### Provided records

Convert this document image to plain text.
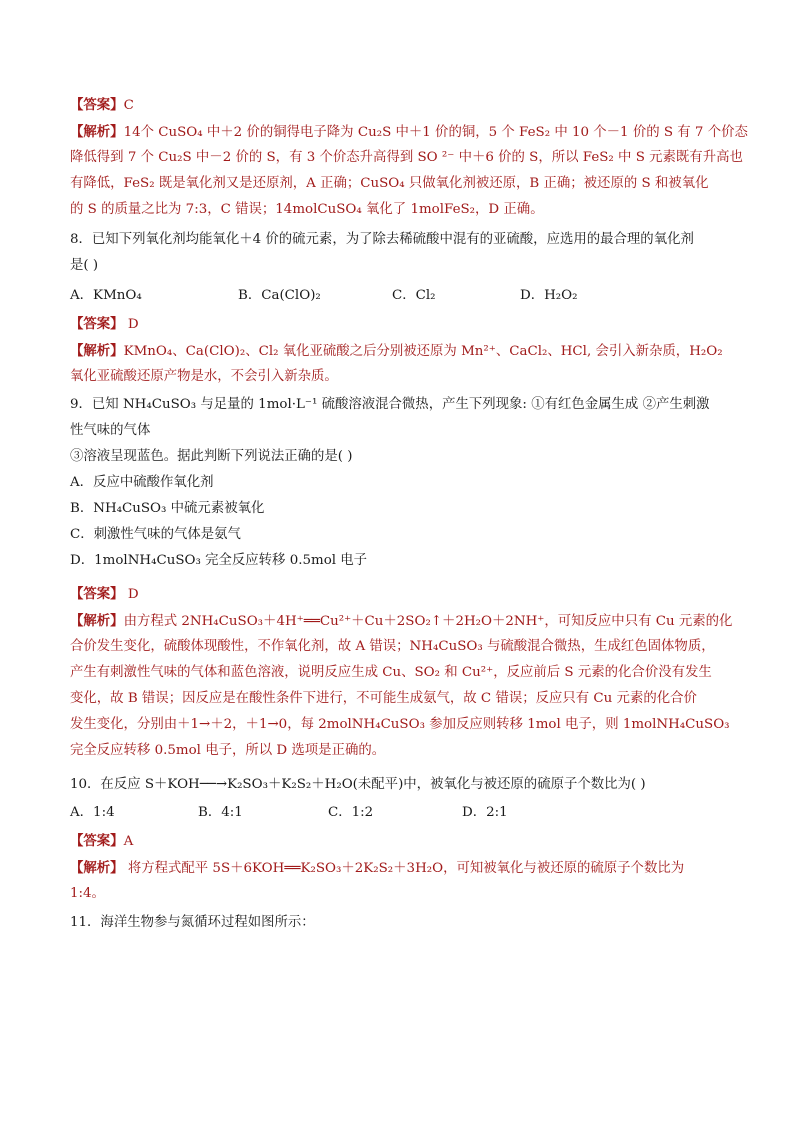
【答案】C
【解析】14个 CuSO₄ 中＋2 价的铜得电子降为 Cu₂S 中＋1 价的铜，5 个 FeS₂ 中 10 个－1 价的 S 有 7 个价态
降低得到 7 个 Cu₂S 中－2 价的 S，有 3 个价态升高得到 SO ²⁻ 中＋6 价的 S，所以 FeS₂ 中 S 元素既有升高也
有降低，FeS₂ 既是氧化剂又是还原剂，A 正确；CuSO₄ 只做氧化剂被还原，B 正确；被还原的 S 和被氧化
的 S 的质量之比为 7:3，C 错误；14molCuSO₄ 氧化了 1molFeS₂，D 正确。
8．已知下列氧化剂均能氧化＋4 价的硫元素，为了除去稀硫酸中混有的亚硫酸，应选用的最合理的氧化剂
是( )
A．KMnO₄	B．Ca(ClO)₂	C．Cl₂	D．H₂O₂
【答案】 D
【解析】KMnO₄、Ca(ClO)₂、Cl₂ 氧化亚硫酸之后分别被还原为 Mn²⁺、CaCl₂、HCl, 会引入新杂质，H₂O₂
氧化亚硫酸还原产物是水，不会引入新杂质。
9．已知 NH₄CuSO₃ 与足量的 1mol·L⁻¹ 硫酸溶液混合微热，产生下列现象: ①有红色金属生成 ②产生刺激
性气味的气体
③溶液呈现蓝色。据此判断下列说法正确的是( )
A．反应中硫酸作氧化剂
B．NH₄CuSO₃ 中硫元素被氧化
C．刺激性气味的气体是氨气
D．1molNH₄CuSO₃ 完全反应转移 0.5mol 电子
【答案】 D
【解析】由方程式 2NH₄CuSO₃＋4H⁺══Cu²⁺＋Cu＋2SO₂↑＋2H₂O＋2NH⁺，可知反应中只有 Cu 元素的化
合价发生变化，硫酸体现酸性，不作氧化剂，故 A 错误；NH₄CuSO₃ 与硫酸混合微热，生成红色固体物质，
产生有刺激性气味的气体和蓝色溶液，说明反应生成 Cu、SO₂ 和 Cu²⁺，反应前后 S 元素的化合价没有发生
变化，故 B 错误；因反应是在酸性条件下进行，不可能生成氨气，故 C 错误；反应只有 Cu 元素的化合价
发生变化，分别由＋1→＋2，＋1→0，每 2molNH₄CuSO₃ 参加反应则转移 1mol 电子，则 1molNH₄CuSO₃
完全反应转移 0.5mol 电子，所以 D 选项是正确的。
10．在反应 S＋KOH──→K₂SO₃＋K₂S₂＋H₂O(未配平)中，被氧化与被还原的硫原子个数比为( )
A．1:4	B．4:1	C．1:2	D．2:1
【答案】A
【解析】 将方程式配平 5S＋6KOH══K₂SO₃＋2K₂S₂＋3H₂O，可知被氧化与被还原的硫原子个数比为
1:4。
11．海洋生物参与氮循环过程如图所示：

### What is needed
Reproduce every entry word for word, but omit the pictures.

### Solution to this task
Convert this document image to plain text.
【答案】C
【解析】14个 CuSO₄ 中＋2 价的铜得电子降为 Cu₂S 中＋1 价的铜，5 个 FeS₂ 中 10 个－1 价的 S 有 7 个价态
降低得到 7 个 Cu₂S 中－2 价的 S，有 3 个价态升高得到 SO ²⁻ 中＋6 价的 S，所以 FeS₂ 中 S 元素既有升高也
有降低，FeS₂ 既是氧化剂又是还原剂，A 正确；CuSO₄ 只做氧化剂被还原，B 正确；被还原的 S 和被氧化
的 S 的质量之比为 7:3，C 错误；14molCuSO₄ 氧化了 1molFeS₂，D 正确。
8．已知下列氧化剂均能氧化＋4 价的硫元素，为了除去稀硫酸中混有的亚硫酸，应选用的最合理的氧化剂
是( )
A．KMnO₄	B．Ca(ClO)₂	C．Cl₂	D．H₂O₂
【答案】 D
【解析】KMnO₄、Ca(ClO)₂、Cl₂ 氧化亚硫酸之后分别被还原为 Mn²⁺、CaCl₂、HCl, 会引入新杂质，H₂O₂
氧化亚硫酸还原产物是水，不会引入新杂质。
9．已知 NH₄CuSO₃ 与足量的 1mol·L⁻¹ 硫酸溶液混合微热，产生下列现象: ①有红色金属生成 ②产生刺激
性气味的气体
③溶液呈现蓝色。据此判断下列说法正确的是( )
A．反应中硫酸作氧化剂
B．NH₄CuSO₃ 中硫元素被氧化
C．刺激性气味的气体是氨气
D．1molNH₄CuSO₃ 完全反应转移 0.5mol 电子
【答案】 D
【解析】由方程式 2NH₄CuSO₃＋4H⁺══Cu²⁺＋Cu＋2SO₂↑＋2H₂O＋2NH⁺，可知反应中只有 Cu 元素的化
合价发生变化，硫酸体现酸性，不作氧化剂，故 A 错误；NH₄CuSO₃ 与硫酸混合微热，生成红色固体物质，
产生有刺激性气味的气体和蓝色溶液，说明反应生成 Cu、SO₂ 和 Cu²⁺，反应前后 S 元素的化合价没有发生
变化，故 B 错误；因反应是在酸性条件下进行，不可能生成氨气，故 C 错误；反应只有 Cu 元素的化合价
发生变化，分别由＋1→＋2，＋1→0，每 2molNH₄CuSO₃ 参加反应则转移 1mol 电子，则 1molNH₄CuSO₃
完全反应转移 0.5mol 电子，所以 D 选项是正确的。
10．在反应 S＋KOH──→K₂SO₃＋K₂S₂＋H₂O(未配平)中，被氧化与被还原的硫原子个数比为( )
A．1:4	B．4:1	C．1:2	D．2:1
【答案】A
【解析】 将方程式配平 5S＋6KOH══K₂SO₃＋2K₂S₂＋3H₂O，可知被氧化与被还原的硫原子个数比为
1:4。
11．海洋生物参与氮循环过程如图所示：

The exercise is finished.